◆ Problem description
Write out the data below in full. Keep it exact.

Stored dataset items
↓
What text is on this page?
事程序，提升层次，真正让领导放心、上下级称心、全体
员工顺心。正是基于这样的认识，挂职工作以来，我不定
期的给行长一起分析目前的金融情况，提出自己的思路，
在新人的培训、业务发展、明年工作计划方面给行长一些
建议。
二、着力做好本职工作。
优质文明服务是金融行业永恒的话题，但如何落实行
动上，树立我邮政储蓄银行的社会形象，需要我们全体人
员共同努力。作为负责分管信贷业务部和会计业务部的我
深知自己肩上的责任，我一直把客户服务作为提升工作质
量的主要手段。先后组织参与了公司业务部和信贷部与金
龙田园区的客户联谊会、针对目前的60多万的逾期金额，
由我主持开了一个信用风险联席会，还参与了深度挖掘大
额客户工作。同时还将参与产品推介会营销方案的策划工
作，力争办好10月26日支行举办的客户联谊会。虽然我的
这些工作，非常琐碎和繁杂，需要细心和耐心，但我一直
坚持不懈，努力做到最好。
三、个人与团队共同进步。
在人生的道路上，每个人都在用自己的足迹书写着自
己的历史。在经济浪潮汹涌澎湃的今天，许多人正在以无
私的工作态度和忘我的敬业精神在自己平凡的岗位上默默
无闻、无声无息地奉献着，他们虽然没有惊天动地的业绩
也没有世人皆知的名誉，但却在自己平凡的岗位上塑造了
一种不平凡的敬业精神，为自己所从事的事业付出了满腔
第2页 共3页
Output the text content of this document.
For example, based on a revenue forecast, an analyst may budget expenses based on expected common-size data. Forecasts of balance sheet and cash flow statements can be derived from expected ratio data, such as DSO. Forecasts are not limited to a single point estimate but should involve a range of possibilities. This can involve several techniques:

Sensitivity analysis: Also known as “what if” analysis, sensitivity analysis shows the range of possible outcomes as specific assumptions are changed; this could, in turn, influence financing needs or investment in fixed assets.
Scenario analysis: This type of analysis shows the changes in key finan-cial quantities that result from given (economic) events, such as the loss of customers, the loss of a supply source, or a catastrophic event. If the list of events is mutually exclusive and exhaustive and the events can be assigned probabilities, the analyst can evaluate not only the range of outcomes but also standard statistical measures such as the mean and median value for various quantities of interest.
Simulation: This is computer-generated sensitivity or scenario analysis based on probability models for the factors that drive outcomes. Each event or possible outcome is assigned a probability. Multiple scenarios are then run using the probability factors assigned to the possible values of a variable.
↑
◆ Output for this task
What text is on this page?
事程序，提升层次，真正让领导放心、上下级称心、全体
员工顺心。正是基于这样的认识，挂职工作以来，我不定
期的给行长一起分析目前的金融情况，提出自己的思路，
在新人的培训、业务发展、明年工作计划方面给行长一些
建议。
二、着力做好本职工作。
优质文明服务是金融行业永恒的话题，但如何落实行
动上，树立我邮政储蓄银行的社会形象，需要我们全体人
员共同努力。作为负责分管信贷业务部和会计业务部的我
深知自己肩上的责任，我一直把客户服务作为提升工作质
量的主要手段。先后组织参与了公司业务部和信贷部与金
龙田园区的客户联谊会、针对目前的60多万的逾期金额，
由我主持开了一个信用风险联席会，还参与了深度挖掘大
额客户工作。同时还将参与产品推介会营销方案的策划工
作，力争办好10月26日支行举办的客户联谊会。虽然我的
这些工作，非常琐碎和繁杂，需要细心和耐心，但我一直
坚持不懈，努力做到最好。
三、个人与团队共同进步。
在人生的道路上，每个人都在用自己的足迹书写着自
己的历史。在经济浪潮汹涌澎湃的今天，许多人正在以无
私的工作态度和忘我的敬业精神在自己平凡的岗位上默默
无闻、无声无息地奉献着，他们虽然没有惊天动地的业绩
也没有世人皆知的名誉，但却在自己平凡的岗位上塑造了
一种不平凡的敬业精神，为自己所从事的事业付出了满腔
第2页 共3页
Output the text content of this document.
For example, based on a revenue forecast, an analyst may budget expenses based on expected common-size data. Forecasts of balance sheet and cash flow statements can be derived from expected ratio data, such as DSO. Forecasts are not limited to a single point estimate but should involve a range of possibilities. This can involve several techniques:

Sensitivity analysis: Also known as “what if” analysis, sensitivity analysis shows the range of possible outcomes as specific assumptions are changed; this could, in turn, influence financing needs or investment in fixed assets.
Scenario analysis: This type of analysis shows the changes in key finan-cial quantities that result from given (economic) events, such as the loss of customers, the loss of a supply source, or a catastrophic event. If the list of events is mutually exclusive and exhaustive and the events can be assigned probabilities, the analyst can evaluate not only the range of outcomes but also standard statistical measures such as the mean and median value for various quantities of interest.
Simulation: This is computer-generated sensitivity or scenario analysis based on probability models for the factors that drive outcomes. Each event or possible outcome is assigned a probability. Multiple scenarios are then run using the probability factors assigned to the possible values of a variable.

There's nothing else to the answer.